STATED PROBLEM: Output every line below exactly.

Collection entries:
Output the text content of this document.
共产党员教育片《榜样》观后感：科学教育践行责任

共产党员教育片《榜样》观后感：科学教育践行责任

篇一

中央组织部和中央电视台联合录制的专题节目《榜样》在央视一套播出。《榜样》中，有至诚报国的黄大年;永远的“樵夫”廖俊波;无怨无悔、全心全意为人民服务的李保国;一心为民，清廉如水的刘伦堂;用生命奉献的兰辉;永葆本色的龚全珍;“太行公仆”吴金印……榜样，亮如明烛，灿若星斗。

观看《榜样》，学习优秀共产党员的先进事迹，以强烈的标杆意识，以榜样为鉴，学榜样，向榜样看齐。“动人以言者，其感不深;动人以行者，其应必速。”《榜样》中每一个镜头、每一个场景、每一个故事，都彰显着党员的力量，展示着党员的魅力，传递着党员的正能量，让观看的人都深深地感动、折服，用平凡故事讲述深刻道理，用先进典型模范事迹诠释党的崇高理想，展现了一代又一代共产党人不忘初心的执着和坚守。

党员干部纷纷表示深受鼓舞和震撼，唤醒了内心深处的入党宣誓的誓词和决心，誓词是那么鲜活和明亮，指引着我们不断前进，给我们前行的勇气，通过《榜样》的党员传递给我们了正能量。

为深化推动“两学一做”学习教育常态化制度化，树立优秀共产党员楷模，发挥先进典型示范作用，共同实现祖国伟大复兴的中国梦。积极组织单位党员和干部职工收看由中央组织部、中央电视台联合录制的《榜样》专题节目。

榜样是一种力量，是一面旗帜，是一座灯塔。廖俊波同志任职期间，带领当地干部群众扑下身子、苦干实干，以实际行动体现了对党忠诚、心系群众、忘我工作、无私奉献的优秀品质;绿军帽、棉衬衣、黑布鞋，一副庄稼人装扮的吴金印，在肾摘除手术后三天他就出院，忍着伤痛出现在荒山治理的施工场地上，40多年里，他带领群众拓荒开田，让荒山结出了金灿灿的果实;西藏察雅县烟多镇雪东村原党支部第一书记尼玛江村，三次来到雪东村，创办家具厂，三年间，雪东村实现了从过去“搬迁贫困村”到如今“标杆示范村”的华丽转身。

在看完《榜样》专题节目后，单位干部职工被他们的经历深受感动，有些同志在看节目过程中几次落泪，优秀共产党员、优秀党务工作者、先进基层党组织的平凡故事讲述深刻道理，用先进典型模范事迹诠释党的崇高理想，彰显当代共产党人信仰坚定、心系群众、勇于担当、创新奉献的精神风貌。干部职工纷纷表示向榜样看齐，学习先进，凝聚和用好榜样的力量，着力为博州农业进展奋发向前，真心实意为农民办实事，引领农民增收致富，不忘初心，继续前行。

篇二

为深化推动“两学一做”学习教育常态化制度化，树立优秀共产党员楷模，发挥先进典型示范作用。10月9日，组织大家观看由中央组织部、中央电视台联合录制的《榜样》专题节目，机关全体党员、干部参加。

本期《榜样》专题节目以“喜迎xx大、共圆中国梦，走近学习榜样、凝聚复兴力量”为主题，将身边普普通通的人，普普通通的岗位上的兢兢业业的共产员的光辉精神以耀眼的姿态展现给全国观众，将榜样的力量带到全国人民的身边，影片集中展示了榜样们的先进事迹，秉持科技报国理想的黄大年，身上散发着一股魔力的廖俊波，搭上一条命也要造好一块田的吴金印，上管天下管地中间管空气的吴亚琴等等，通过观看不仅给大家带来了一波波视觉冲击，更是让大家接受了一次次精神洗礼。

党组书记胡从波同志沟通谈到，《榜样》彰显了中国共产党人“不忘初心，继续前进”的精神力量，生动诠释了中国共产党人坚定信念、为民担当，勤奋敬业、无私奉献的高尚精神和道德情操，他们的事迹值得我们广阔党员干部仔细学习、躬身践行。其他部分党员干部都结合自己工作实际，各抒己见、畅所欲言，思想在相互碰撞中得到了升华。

SOLUTION TO THIS EXERCISE:
Output the text content of this document.
共产党员教育片《榜样》观后感：科学教育践行责任

共产党员教育片《榜样》观后感：科学教育践行责任

篇一

中央组织部和中央电视台联合录制的专题节目《榜样》在央视一套播出。《榜样》中，有至诚报国的黄大年;永远的“樵夫”廖俊波;无怨无悔、全心全意为人民服务的李保国;一心为民，清廉如水的刘伦堂;用生命奉献的兰辉;永葆本色的龚全珍;“太行公仆”吴金印……榜样，亮如明烛，灿若星斗。

观看《榜样》，学习优秀共产党员的先进事迹，以强烈的标杆意识，以榜样为鉴，学榜样，向榜样看齐。“动人以言者，其感不深;动人以行者，其应必速。”《榜样》中每一个镜头、每一个场景、每一个故事，都彰显着党员的力量，展示着党员的魅力，传递着党员的正能量，让观看的人都深深地感动、折服，用平凡故事讲述深刻道理，用先进典型模范事迹诠释党的崇高理想，展现了一代又一代共产党人不忘初心的执着和坚守。

党员干部纷纷表示深受鼓舞和震撼，唤醒了内心深处的入党宣誓的誓词和决心，誓词是那么鲜活和明亮，指引着我们不断前进，给我们前行的勇气，通过《榜样》的党员传递给我们了正能量。

为深化推动“两学一做”学习教育常态化制度化，树立优秀共产党员楷模，发挥先进典型示范作用，共同实现祖国伟大复兴的中国梦。积极组织单位党员和干部职工收看由中央组织部、中央电视台联合录制的《榜样》专题节目。

榜样是一种力量，是一面旗帜，是一座灯塔。廖俊波同志任职期间，带领当地干部群众扑下身子、苦干实干，以实际行动体现了对党忠诚、心系群众、忘我工作、无私奉献的优秀品质;绿军帽、棉衬衣、黑布鞋，一副庄稼人装扮的吴金印，在肾摘除手术后三天他就出院，忍着伤痛出现在荒山治理的施工场地上，40多年里，他带领群众拓荒开田，让荒山结出了金灿灿的果实;西藏察雅县烟多镇雪东村原党支部第一书记尼玛江村，三次来到雪东村，创办家具厂，三年间，雪东村实现了从过去“搬迁贫困村”到如今“标杆示范村”的华丽转身。

在看完《榜样》专题节目后，单位干部职工被他们的经历深受感动，有些同志在看节目过程中几次落泪，优秀共产党员、优秀党务工作者、先进基层党组织的平凡故事讲述深刻道理，用先进典型模范事迹诠释党的崇高理想，彰显当代共产党人信仰坚定、心系群众、勇于担当、创新奉献的精神风貌。干部职工纷纷表示向榜样看齐，学习先进，凝聚和用好榜样的力量，着力为博州农业进展奋发向前，真心实意为农民办实事，引领农民增收致富，不忘初心，继续前行。

篇二

为深化推动“两学一做”学习教育常态化制度化，树立优秀共产党员楷模，发挥先进典型示范作用。10月9日，组织大家观看由中央组织部、中央电视台联合录制的《榜样》专题节目，机关全体党员、干部参加。

本期《榜样》专题节目以“喜迎xx大、共圆中国梦，走近学习榜样、凝聚复兴力量”为主题，将身边普普通通的人，普普通通的岗位上的兢兢业业的共产员的光辉精神以耀眼的姿态展现给全国观众，将榜样的力量带到全国人民的身边，影片集中展示了榜样们的先进事迹，秉持科技报国理想的黄大年，身上散发着一股魔力的廖俊波，搭上一条命也要造好一块田的吴金印，上管天下管地中间管空气的吴亚琴等等，通过观看不仅给大家带来了一波波视觉冲击，更是让大家接受了一次次精神洗礼。

党组书记胡从波同志沟通谈到，《榜样》彰显了中国共产党人“不忘初心，继续前进”的精神力量，生动诠释了中国共产党人坚定信念、为民担当，勤奋敬业、无私奉献的高尚精神和道德情操，他们的事迹值得我们广阔党员干部仔细学习、躬身践行。其他部分党员干部都结合自己工作实际，各抒己见、畅所欲言，思想在相互碰撞中得到了升华。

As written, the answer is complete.